Type out the records that follow, exactly as given.

■ **Excerpted data**
>> start

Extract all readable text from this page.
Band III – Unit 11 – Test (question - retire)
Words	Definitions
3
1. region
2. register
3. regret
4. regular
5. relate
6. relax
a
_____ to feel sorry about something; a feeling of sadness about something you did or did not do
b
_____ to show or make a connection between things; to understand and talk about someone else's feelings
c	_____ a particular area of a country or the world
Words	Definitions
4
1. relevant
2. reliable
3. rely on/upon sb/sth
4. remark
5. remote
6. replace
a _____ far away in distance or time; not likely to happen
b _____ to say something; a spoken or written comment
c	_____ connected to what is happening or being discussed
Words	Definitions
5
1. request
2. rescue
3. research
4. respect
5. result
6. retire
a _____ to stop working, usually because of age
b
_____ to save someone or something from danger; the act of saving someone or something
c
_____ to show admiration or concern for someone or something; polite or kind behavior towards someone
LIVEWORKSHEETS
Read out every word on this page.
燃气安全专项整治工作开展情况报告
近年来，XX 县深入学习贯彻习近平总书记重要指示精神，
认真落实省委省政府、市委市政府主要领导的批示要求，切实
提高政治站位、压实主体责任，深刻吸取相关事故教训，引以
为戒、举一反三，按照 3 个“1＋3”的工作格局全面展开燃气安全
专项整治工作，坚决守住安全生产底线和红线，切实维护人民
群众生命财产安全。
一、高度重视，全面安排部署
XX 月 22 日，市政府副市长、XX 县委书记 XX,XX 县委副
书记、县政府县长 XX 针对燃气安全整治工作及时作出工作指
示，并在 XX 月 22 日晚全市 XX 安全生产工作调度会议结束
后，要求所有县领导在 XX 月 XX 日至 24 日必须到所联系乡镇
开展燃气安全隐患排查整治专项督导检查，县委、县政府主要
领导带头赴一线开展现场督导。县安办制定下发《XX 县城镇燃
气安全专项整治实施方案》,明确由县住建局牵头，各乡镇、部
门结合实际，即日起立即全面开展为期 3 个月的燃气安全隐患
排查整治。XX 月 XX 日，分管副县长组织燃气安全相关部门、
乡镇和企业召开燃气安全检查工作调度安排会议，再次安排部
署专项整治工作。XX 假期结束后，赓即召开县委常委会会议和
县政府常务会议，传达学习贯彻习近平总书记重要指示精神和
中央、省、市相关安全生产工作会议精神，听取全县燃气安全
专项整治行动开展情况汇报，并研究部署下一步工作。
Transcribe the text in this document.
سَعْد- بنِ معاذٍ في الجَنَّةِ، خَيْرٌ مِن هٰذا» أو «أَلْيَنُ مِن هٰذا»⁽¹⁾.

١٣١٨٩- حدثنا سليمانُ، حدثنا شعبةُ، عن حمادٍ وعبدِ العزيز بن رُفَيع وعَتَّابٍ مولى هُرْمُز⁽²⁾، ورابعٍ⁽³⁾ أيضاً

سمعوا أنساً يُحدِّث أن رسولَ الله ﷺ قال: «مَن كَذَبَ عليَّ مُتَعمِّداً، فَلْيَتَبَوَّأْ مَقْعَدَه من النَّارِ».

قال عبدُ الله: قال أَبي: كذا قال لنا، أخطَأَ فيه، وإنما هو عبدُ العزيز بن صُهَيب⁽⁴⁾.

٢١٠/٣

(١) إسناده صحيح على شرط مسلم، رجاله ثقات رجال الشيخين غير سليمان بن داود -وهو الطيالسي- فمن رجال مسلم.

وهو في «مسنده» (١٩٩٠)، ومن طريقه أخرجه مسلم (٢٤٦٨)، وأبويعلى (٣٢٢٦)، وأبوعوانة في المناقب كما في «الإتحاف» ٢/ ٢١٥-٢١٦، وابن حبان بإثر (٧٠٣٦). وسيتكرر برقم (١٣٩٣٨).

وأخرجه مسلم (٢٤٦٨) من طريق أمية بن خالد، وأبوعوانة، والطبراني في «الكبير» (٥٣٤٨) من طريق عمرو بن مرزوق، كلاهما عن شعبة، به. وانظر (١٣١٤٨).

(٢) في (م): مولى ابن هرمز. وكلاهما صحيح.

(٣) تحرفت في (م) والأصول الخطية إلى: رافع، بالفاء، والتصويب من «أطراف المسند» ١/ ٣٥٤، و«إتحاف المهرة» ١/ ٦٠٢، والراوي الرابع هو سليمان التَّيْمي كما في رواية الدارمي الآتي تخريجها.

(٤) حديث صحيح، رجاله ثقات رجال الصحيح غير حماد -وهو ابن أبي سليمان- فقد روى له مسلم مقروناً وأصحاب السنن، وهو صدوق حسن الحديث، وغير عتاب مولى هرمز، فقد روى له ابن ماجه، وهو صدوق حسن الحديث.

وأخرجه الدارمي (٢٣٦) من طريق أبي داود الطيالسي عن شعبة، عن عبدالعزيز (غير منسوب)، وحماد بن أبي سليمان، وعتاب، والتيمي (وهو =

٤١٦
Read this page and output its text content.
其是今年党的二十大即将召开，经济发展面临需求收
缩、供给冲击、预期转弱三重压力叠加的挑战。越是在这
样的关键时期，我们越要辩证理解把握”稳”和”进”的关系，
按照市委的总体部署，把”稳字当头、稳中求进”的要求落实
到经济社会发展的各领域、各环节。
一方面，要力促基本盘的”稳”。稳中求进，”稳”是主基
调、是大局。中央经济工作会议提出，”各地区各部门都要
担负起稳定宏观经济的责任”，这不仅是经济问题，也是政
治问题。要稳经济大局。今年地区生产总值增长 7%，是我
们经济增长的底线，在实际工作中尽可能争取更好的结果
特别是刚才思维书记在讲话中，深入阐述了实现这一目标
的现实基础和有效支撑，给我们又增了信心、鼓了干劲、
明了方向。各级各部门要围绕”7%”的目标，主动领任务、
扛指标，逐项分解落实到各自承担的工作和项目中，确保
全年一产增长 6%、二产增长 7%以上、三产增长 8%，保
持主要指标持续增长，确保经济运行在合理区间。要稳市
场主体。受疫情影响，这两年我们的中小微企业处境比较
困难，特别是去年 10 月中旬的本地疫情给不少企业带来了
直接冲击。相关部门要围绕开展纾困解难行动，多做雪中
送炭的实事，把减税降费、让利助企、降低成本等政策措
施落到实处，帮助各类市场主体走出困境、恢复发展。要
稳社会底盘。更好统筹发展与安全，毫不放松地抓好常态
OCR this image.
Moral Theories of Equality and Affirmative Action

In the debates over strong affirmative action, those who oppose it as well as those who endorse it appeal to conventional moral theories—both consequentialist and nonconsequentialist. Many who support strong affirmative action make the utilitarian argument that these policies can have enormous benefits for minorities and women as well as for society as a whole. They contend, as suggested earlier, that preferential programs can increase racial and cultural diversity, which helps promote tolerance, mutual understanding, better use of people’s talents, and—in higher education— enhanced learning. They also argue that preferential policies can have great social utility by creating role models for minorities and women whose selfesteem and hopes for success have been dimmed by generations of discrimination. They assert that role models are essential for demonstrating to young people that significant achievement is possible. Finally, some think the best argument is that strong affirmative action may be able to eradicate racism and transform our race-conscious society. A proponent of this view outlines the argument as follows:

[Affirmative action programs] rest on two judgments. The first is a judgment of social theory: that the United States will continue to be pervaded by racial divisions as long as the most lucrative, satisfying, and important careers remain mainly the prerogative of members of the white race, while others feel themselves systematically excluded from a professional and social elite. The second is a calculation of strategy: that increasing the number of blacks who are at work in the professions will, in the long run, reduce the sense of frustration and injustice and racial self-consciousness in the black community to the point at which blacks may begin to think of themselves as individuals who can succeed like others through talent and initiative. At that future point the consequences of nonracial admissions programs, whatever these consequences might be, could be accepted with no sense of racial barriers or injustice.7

>> end

■ **The response**
Extract all readable text from this page.
Band III – Unit 11 – Test (question - retire)
Words	Definitions
3
1. region
2. register
3. regret
4. regular
5. relate
6. relax
a
_____ to feel sorry about something; a feeling of sadness about something you did or did not do
b
_____ to show or make a connection between things; to understand and talk about someone else's feelings
c	_____ a particular area of a country or the world
Words	Definitions
4
1. relevant
2. reliable
3. rely on/upon sb/sth
4. remark
5. remote
6. replace
a _____ far away in distance or time; not likely to happen
b _____ to say something; a spoken or written comment
c	_____ connected to what is happening or being discussed
Words	Definitions
5
1. request
2. rescue
3. research
4. respect
5. result
6. retire
a _____ to stop working, usually because of age
b
_____ to save someone or something from danger; the act of saving someone or something
c
_____ to show admiration or concern for someone or something; polite or kind behavior towards someone
LIVEWORKSHEETS
Read out every word on this page.
燃气安全专项整治工作开展情况报告
近年来，XX 县深入学习贯彻习近平总书记重要指示精神，
认真落实省委省政府、市委市政府主要领导的批示要求，切实
提高政治站位、压实主体责任，深刻吸取相关事故教训，引以
为戒、举一反三，按照 3 个“1＋3”的工作格局全面展开燃气安全
专项整治工作，坚决守住安全生产底线和红线，切实维护人民
群众生命财产安全。
一、高度重视，全面安排部署
XX 月 22 日，市政府副市长、XX 县委书记 XX,XX 县委副
书记、县政府县长 XX 针对燃气安全整治工作及时作出工作指
示，并在 XX 月 22 日晚全市 XX 安全生产工作调度会议结束
后，要求所有县领导在 XX 月 XX 日至 24 日必须到所联系乡镇
开展燃气安全隐患排查整治专项督导检查，县委、县政府主要
领导带头赴一线开展现场督导。县安办制定下发《XX 县城镇燃
气安全专项整治实施方案》,明确由县住建局牵头，各乡镇、部
门结合实际，即日起立即全面开展为期 3 个月的燃气安全隐患
排查整治。XX 月 XX 日，分管副县长组织燃气安全相关部门、
乡镇和企业召开燃气安全检查工作调度安排会议，再次安排部
署专项整治工作。XX 假期结束后，赓即召开县委常委会会议和
县政府常务会议，传达学习贯彻习近平总书记重要指示精神和
中央、省、市相关安全生产工作会议精神，听取全县燃气安全
专项整治行动开展情况汇报，并研究部署下一步工作。
Transcribe the text in this document.
سَعْد- بنِ معاذٍ في الجَنَّةِ، خَيْرٌ مِن هٰذا» أو «أَلْيَنُ مِن هٰذا»⁽¹⁾.

١٣١٨٩- حدثنا سليمانُ، حدثنا شعبةُ، عن حمادٍ وعبدِ العزيز بن رُفَيع وعَتَّابٍ مولى هُرْمُز⁽²⁾، ورابعٍ⁽³⁾ أيضاً

سمعوا أنساً يُحدِّث أن رسولَ الله ﷺ قال: «مَن كَذَبَ عليَّ مُتَعمِّداً، فَلْيَتَبَوَّأْ مَقْعَدَه من النَّارِ».

قال عبدُ الله: قال أَبي: كذا قال لنا، أخطَأَ فيه، وإنما هو عبدُ العزيز بن صُهَيب⁽⁴⁾.

٢١٠/٣

(١) إسناده صحيح على شرط مسلم، رجاله ثقات رجال الشيخين غير سليمان بن داود -وهو الطيالسي- فمن رجال مسلم.

وهو في «مسنده» (١٩٩٠)، ومن طريقه أخرجه مسلم (٢٤٦٨)، وأبويعلى (٣٢٢٦)، وأبوعوانة في المناقب كما في «الإتحاف» ٢/ ٢١٥-٢١٦، وابن حبان بإثر (٧٠٣٦). وسيتكرر برقم (١٣٩٣٨).

وأخرجه مسلم (٢٤٦٨) من طريق أمية بن خالد، وأبوعوانة، والطبراني في «الكبير» (٥٣٤٨) من طريق عمرو بن مرزوق، كلاهما عن شعبة، به. وانظر (١٣١٤٨).

(٢) في (م): مولى ابن هرمز. وكلاهما صحيح.

(٣) تحرفت في (م) والأصول الخطية إلى: رافع، بالفاء، والتصويب من «أطراف المسند» ١/ ٣٥٤، و«إتحاف المهرة» ١/ ٦٠٢، والراوي الرابع هو سليمان التَّيْمي كما في رواية الدارمي الآتي تخريجها.

(٤) حديث صحيح، رجاله ثقات رجال الصحيح غير حماد -وهو ابن أبي سليمان- فقد روى له مسلم مقروناً وأصحاب السنن، وهو صدوق حسن الحديث، وغير عتاب مولى هرمز، فقد روى له ابن ماجه، وهو صدوق حسن الحديث.

وأخرجه الدارمي (٢٣٦) من طريق أبي داود الطيالسي عن شعبة، عن عبدالعزيز (غير منسوب)، وحماد بن أبي سليمان، وعتاب، والتيمي (وهو =

٤١٦
Read this page and output its text content.
其是今年党的二十大即将召开，经济发展面临需求收
缩、供给冲击、预期转弱三重压力叠加的挑战。越是在这
样的关键时期，我们越要辩证理解把握”稳”和”进”的关系，
按照市委的总体部署，把”稳字当头、稳中求进”的要求落实
到经济社会发展的各领域、各环节。
一方面，要力促基本盘的”稳”。稳中求进，”稳”是主基
调、是大局。中央经济工作会议提出，”各地区各部门都要
担负起稳定宏观经济的责任”，这不仅是经济问题，也是政
治问题。要稳经济大局。今年地区生产总值增长 7%，是我
们经济增长的底线，在实际工作中尽可能争取更好的结果
特别是刚才思维书记在讲话中，深入阐述了实现这一目标
的现实基础和有效支撑，给我们又增了信心、鼓了干劲、
明了方向。各级各部门要围绕”7%”的目标，主动领任务、
扛指标，逐项分解落实到各自承担的工作和项目中，确保
全年一产增长 6%、二产增长 7%以上、三产增长 8%，保
持主要指标持续增长，确保经济运行在合理区间。要稳市
场主体。受疫情影响，这两年我们的中小微企业处境比较
困难，特别是去年 10 月中旬的本地疫情给不少企业带来了
直接冲击。相关部门要围绕开展纾困解难行动，多做雪中
送炭的实事，把减税降费、让利助企、降低成本等政策措
施落到实处，帮助各类市场主体走出困境、恢复发展。要
稳社会底盘。更好统筹发展与安全，毫不放松地抓好常态
OCR this image.
Moral Theories of Equality and Affirmative Action

In the debates over strong affirmative action, those who oppose it as well as those who endorse it appeal to conventional moral theories—both consequentialist and nonconsequentialist. Many who support strong affirmative action make the utilitarian argument that these policies can have enormous benefits for minorities and women as well as for society as a whole. They contend, as suggested earlier, that preferential programs can increase racial and cultural diversity, which helps promote tolerance, mutual understanding, better use of people’s talents, and—in higher education— enhanced learning. They also argue that preferential policies can have great social utility by creating role models for minorities and women whose selfesteem and hopes for success have been dimmed by generations of discrimination. They assert that role models are essential for demonstrating to young people that significant achievement is possible. Finally, some think the best argument is that strong affirmative action may be able to eradicate racism and transform our race-conscious society. A proponent of this view outlines the argument as follows:

[Affirmative action programs] rest on two judgments. The first is a judgment of social theory: that the United States will continue to be pervaded by racial divisions as long as the most lucrative, satisfying, and important careers remain mainly the prerogative of members of the white race, while others feel themselves systematically excluded from a professional and social elite. The second is a calculation of strategy: that increasing the number of blacks who are at work in the professions will, in the long run, reduce the sense of frustration and injustice and racial self-consciousness in the black community to the point at which blacks may begin to think of themselves as individuals who can succeed like others through talent and initiative. At that future point the consequences of nonracial admissions programs, whatever these consequences might be, could be accepted with no sense of racial barriers or injustice.7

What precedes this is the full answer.